What the task asks:
Convert the records, from their first line up to and including the line containing "pick-point-icon [509,132,531,154]", into a Markdown table with the columns Row and Text, giving each line a row number and omitting any blank lines.

Provided records:
▼

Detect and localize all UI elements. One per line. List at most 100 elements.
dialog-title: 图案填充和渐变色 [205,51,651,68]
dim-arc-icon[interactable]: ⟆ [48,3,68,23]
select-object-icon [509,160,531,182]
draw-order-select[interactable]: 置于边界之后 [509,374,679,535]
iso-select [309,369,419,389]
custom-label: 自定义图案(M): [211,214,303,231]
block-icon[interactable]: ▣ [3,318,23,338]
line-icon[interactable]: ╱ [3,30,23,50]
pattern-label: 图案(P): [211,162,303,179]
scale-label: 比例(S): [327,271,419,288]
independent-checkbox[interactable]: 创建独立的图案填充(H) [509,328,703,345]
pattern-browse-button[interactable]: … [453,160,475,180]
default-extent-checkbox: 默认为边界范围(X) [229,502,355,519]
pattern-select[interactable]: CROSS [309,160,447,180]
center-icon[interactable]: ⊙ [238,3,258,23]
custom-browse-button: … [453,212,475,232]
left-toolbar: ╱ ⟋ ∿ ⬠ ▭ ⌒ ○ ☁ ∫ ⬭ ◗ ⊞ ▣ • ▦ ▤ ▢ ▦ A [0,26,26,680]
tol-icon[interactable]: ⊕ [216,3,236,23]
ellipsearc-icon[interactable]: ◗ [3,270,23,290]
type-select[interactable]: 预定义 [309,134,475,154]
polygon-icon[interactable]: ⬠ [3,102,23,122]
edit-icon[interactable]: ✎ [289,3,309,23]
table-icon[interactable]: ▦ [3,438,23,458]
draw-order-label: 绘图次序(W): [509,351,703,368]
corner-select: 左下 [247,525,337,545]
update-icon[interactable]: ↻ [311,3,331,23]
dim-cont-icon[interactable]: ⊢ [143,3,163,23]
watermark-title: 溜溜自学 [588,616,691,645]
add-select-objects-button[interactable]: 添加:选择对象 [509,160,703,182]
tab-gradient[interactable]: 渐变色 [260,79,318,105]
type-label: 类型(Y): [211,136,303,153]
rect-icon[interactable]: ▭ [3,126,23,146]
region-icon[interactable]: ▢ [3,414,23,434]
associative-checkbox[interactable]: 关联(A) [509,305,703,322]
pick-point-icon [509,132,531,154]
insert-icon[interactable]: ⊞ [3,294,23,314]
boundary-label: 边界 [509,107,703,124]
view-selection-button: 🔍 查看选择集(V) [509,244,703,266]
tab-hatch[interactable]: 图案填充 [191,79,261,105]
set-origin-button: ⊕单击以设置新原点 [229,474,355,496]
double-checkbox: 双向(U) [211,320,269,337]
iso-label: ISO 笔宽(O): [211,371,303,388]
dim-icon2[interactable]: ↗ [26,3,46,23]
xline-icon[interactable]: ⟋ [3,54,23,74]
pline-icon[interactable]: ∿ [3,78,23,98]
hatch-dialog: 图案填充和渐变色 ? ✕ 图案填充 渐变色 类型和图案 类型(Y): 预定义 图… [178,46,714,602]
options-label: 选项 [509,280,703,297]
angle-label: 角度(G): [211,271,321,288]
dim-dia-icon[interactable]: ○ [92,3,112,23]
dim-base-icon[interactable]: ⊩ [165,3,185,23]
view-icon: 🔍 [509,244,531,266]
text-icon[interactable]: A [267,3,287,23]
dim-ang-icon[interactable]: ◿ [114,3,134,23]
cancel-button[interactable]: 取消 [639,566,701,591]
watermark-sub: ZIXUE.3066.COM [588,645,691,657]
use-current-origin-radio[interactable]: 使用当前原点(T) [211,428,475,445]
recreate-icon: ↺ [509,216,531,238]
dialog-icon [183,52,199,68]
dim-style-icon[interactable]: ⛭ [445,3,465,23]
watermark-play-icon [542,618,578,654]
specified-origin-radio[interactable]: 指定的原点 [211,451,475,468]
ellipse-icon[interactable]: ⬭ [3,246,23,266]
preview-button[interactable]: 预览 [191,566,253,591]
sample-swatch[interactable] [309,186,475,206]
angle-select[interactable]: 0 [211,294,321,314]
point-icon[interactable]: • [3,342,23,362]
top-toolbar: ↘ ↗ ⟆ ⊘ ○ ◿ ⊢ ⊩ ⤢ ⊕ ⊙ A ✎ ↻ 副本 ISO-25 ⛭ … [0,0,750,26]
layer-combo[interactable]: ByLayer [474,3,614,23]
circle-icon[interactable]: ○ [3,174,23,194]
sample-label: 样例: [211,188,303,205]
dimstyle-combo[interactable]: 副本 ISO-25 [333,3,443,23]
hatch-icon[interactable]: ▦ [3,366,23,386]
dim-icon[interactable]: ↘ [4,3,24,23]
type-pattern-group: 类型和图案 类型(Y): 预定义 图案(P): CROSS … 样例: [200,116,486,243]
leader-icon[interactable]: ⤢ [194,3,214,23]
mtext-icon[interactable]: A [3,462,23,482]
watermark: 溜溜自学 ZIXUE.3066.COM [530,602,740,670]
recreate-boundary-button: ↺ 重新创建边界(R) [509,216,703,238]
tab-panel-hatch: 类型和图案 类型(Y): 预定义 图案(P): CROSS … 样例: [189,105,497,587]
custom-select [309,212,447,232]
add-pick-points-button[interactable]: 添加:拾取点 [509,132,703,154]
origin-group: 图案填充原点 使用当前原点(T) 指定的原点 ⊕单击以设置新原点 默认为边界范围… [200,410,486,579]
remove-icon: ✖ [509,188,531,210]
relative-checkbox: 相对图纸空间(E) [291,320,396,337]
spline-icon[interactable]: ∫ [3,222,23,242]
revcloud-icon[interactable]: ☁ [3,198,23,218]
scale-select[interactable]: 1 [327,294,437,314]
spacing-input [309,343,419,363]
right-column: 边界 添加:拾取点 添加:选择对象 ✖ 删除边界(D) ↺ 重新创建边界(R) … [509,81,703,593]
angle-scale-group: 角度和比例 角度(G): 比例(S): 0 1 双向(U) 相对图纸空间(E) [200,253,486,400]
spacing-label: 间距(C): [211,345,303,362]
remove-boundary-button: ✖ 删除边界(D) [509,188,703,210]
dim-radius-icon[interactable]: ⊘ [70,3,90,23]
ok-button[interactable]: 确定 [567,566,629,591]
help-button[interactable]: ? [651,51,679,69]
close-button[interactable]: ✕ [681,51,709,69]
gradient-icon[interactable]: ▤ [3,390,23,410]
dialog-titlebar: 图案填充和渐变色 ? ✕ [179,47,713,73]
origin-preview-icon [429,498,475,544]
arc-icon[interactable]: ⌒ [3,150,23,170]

▲

Response to the task:
| Row | Text |
|---|---|
| 1 | Detect and localize all UI elements. One per line. List at most 100 elements. |
| 2 | dialog-title: 图案填充和渐变色 [205,51,651,68] |
| 3 | dim-arc-icon[interactable]: ⟆ [48,3,68,23] |
| 4 | select-object-icon [509,160,531,182] |
| 5 | draw-order-select[interactable]: 置于边界之后 [509,374,679,535] |
| 6 | iso-select [309,369,419,389] |
| 7 | custom-label: 自定义图案(M): [211,214,303,231] |
| 8 | block-icon[interactable]: ▣ [3,318,23,338] |
| 9 | line-icon[interactable]: ╱ [3,30,23,50] |
| 10 | pattern-label: 图案(P): [211,162,303,179] |
| 11 | scale-label: 比例(S): [327,271,419,288] |
| 12 | independent-checkbox[interactable]: 创建独立的图案填充(H) [509,328,703,345] |
| 13 | pattern-browse-button[interactable]: … [453,160,475,180] |
| 14 | default-extent-checkbox: 默认为边界范围(X) [229,502,355,519] |
| 15 | pattern-select[interactable]: CROSS [309,160,447,180] |
| 16 | center-icon[interactable]: ⊙ [238,3,258,23] |
| 17 | custom-browse-button: … [453,212,475,232] |
| 18 | left-toolbar: ╱ ⟋ ∿ ⬠ ▭ ⌒ ○ ☁ ∫ ⬭ ◗ ⊞ ▣ • ▦ ▤ ▢ ▦ A [0,26,26,680] |
| 19 | tol-icon[interactable]: ⊕ [216,3,236,23] |
| 20 | ellipsearc-icon[interactable]: ◗ [3,270,23,290] |
| 21 | type-select[interactable]: 预定义 [309,134,475,154] |
| 22 | polygon-icon[interactable]: ⬠ [3,102,23,122] |
| 23 | edit-icon[interactable]: ✎ [289,3,309,23] |
| 24 | table-icon[interactable]: ▦ [3,438,23,458] |
| 25 | draw-order-label: 绘图次序(W): [509,351,703,368] |
| 26 | corner-select: 左下 [247,525,337,545] |
| 27 | update-icon[interactable]: ↻ [311,3,331,23] |
| 28 | dim-cont-icon[interactable]: ⊢ [143,3,163,23] |
| 29 | watermark-title: 溜溜自学 [588,616,691,645] |
| 30 | add-select-objects-button[interactable]: 添加:选择对象 [509,160,703,182] |
| 31 | tab-gradient[interactable]: 渐变色 [260,79,318,105] |
| 32 | type-label: 类型(Y): [211,136,303,153] |
| 33 | rect-icon[interactable]: ▭ [3,126,23,146] |
| 34 | region-icon[interactable]: ▢ [3,414,23,434] |
| 35 | associative-checkbox[interactable]: 关联(A) [509,305,703,322] |
| 36 | pick-point-icon [509,132,531,154] |